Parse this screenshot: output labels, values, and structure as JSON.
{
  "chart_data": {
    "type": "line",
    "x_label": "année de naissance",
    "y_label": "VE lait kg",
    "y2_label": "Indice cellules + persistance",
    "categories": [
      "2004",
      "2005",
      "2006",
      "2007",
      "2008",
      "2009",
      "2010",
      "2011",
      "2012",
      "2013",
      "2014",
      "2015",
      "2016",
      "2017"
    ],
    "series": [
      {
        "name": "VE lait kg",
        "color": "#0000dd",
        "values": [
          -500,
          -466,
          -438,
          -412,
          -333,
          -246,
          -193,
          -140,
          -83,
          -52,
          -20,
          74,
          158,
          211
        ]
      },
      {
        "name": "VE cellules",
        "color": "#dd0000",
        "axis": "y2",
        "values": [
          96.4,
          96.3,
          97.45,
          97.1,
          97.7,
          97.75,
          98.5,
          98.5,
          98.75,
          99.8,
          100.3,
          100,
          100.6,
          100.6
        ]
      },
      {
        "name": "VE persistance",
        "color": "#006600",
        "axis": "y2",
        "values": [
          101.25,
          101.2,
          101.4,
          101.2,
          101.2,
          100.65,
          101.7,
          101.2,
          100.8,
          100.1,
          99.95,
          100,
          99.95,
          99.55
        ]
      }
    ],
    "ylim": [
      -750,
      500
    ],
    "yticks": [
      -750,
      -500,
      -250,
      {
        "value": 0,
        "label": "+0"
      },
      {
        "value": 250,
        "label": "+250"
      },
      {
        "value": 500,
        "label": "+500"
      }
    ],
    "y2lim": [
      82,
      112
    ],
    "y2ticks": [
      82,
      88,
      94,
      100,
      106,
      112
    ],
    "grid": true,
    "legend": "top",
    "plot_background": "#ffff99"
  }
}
#####
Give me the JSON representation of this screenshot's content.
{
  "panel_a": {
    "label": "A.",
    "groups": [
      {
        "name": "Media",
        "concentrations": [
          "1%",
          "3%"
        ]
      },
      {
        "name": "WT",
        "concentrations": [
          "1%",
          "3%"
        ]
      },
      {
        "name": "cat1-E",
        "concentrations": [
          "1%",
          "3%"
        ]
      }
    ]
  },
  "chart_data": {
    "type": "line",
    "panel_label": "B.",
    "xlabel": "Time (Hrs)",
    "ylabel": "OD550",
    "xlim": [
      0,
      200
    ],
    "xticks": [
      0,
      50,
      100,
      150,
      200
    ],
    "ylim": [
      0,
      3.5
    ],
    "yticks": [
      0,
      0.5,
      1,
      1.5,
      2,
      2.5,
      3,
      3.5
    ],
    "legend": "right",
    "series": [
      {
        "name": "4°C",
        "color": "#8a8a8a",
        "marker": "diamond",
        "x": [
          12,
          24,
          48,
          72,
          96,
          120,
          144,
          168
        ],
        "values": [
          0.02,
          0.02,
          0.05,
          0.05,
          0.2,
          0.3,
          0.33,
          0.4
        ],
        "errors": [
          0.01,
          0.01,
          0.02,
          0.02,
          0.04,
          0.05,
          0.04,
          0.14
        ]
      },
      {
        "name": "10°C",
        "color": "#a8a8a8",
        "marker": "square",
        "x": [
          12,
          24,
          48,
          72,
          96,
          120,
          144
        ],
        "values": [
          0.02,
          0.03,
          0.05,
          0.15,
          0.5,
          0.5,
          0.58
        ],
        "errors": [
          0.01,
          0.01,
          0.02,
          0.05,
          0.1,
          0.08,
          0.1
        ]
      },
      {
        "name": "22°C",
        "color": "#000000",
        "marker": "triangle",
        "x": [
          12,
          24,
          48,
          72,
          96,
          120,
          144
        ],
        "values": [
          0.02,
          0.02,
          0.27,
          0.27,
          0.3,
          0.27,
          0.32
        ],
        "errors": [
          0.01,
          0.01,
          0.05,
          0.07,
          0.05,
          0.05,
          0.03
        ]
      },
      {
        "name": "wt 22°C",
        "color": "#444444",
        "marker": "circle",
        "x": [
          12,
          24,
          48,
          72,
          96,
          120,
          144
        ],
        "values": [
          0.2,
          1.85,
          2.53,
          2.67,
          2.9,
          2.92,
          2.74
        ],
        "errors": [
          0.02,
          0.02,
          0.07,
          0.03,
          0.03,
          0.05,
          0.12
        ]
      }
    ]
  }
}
#####
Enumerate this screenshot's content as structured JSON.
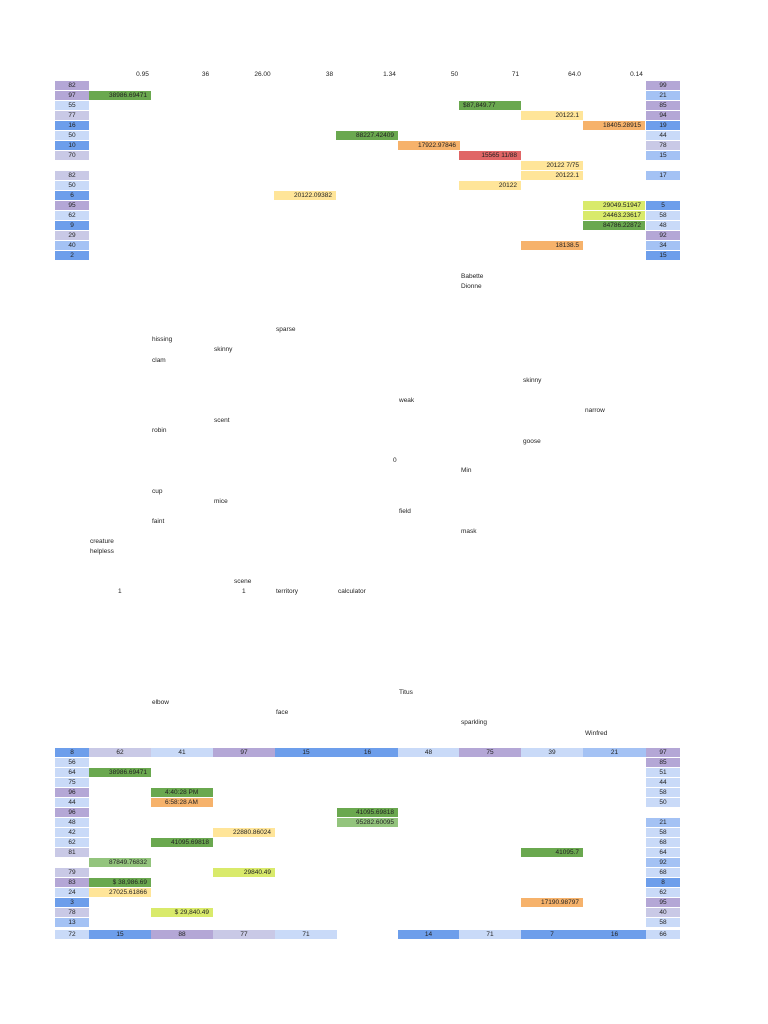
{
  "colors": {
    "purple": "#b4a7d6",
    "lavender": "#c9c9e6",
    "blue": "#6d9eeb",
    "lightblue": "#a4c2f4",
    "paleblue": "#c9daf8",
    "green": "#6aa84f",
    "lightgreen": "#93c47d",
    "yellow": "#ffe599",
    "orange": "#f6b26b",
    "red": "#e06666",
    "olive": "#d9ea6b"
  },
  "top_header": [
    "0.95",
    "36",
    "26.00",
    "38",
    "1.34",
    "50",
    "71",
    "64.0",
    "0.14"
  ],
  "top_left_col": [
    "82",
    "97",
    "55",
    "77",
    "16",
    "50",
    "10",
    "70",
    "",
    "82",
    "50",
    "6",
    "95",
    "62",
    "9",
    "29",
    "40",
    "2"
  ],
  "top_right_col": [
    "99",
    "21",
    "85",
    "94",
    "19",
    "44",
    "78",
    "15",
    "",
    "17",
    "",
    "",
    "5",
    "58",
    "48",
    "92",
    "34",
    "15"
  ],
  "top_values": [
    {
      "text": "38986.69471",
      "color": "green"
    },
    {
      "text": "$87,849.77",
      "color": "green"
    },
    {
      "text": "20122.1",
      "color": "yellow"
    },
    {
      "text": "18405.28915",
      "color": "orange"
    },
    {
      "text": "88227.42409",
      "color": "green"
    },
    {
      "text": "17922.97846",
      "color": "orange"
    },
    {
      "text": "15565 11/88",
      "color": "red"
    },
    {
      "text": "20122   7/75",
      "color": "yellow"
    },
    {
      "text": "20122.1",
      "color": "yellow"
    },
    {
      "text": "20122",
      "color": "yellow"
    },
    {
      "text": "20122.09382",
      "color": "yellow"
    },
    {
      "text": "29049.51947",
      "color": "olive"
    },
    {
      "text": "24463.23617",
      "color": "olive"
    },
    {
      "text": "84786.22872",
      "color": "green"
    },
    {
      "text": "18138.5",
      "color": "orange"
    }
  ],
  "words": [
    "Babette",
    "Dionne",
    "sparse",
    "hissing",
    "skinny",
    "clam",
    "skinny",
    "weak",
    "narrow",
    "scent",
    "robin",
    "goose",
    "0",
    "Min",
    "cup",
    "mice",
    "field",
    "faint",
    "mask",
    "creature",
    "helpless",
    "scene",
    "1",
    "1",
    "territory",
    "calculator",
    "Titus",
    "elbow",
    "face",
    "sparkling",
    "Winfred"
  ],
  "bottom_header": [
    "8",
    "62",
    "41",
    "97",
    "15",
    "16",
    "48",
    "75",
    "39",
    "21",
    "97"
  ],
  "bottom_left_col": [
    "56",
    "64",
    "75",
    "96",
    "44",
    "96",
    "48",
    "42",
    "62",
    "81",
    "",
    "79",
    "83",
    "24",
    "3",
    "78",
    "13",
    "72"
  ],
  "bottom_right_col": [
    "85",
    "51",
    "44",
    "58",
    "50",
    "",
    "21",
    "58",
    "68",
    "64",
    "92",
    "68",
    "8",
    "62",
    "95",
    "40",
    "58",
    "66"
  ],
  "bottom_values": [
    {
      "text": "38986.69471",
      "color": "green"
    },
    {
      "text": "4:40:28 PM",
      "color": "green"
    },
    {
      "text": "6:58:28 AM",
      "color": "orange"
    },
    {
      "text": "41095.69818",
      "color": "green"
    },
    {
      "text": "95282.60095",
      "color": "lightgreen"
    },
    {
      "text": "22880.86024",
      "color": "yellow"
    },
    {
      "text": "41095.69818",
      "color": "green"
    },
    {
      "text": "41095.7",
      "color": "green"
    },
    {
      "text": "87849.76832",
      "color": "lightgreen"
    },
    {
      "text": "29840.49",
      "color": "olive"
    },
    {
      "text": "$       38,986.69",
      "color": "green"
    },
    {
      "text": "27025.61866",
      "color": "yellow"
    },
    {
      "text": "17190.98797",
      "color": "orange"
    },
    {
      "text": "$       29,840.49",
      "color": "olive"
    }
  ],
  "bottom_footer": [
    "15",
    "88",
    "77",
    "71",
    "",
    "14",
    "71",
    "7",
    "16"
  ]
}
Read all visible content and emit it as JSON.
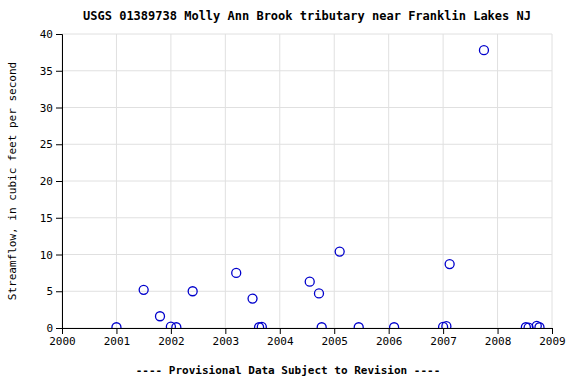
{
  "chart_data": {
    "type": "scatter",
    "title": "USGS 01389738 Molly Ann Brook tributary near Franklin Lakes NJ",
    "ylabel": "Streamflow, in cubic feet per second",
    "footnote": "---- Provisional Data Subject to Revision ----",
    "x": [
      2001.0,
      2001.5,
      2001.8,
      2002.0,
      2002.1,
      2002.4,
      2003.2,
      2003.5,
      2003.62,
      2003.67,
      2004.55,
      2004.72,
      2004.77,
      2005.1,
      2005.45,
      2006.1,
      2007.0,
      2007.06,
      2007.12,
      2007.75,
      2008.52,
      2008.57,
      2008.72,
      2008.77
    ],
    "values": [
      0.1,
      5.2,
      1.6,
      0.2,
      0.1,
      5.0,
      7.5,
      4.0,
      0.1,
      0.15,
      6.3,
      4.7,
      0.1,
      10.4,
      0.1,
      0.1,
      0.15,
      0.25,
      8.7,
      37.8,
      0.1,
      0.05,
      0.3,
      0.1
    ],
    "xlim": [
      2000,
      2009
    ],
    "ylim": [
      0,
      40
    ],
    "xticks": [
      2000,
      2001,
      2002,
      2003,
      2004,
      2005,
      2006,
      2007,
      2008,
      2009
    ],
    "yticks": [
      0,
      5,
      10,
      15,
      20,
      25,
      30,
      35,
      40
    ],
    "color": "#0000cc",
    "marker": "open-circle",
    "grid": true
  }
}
#####
[Exercise]
Collect the lines of the data that carry the word "this".

[The response]
Parse this screenshot: output labels, values, and structure as JSON.
Give me the JSON representation of this screenshot's content.
Enumerate this screenshot's content as structured JSON.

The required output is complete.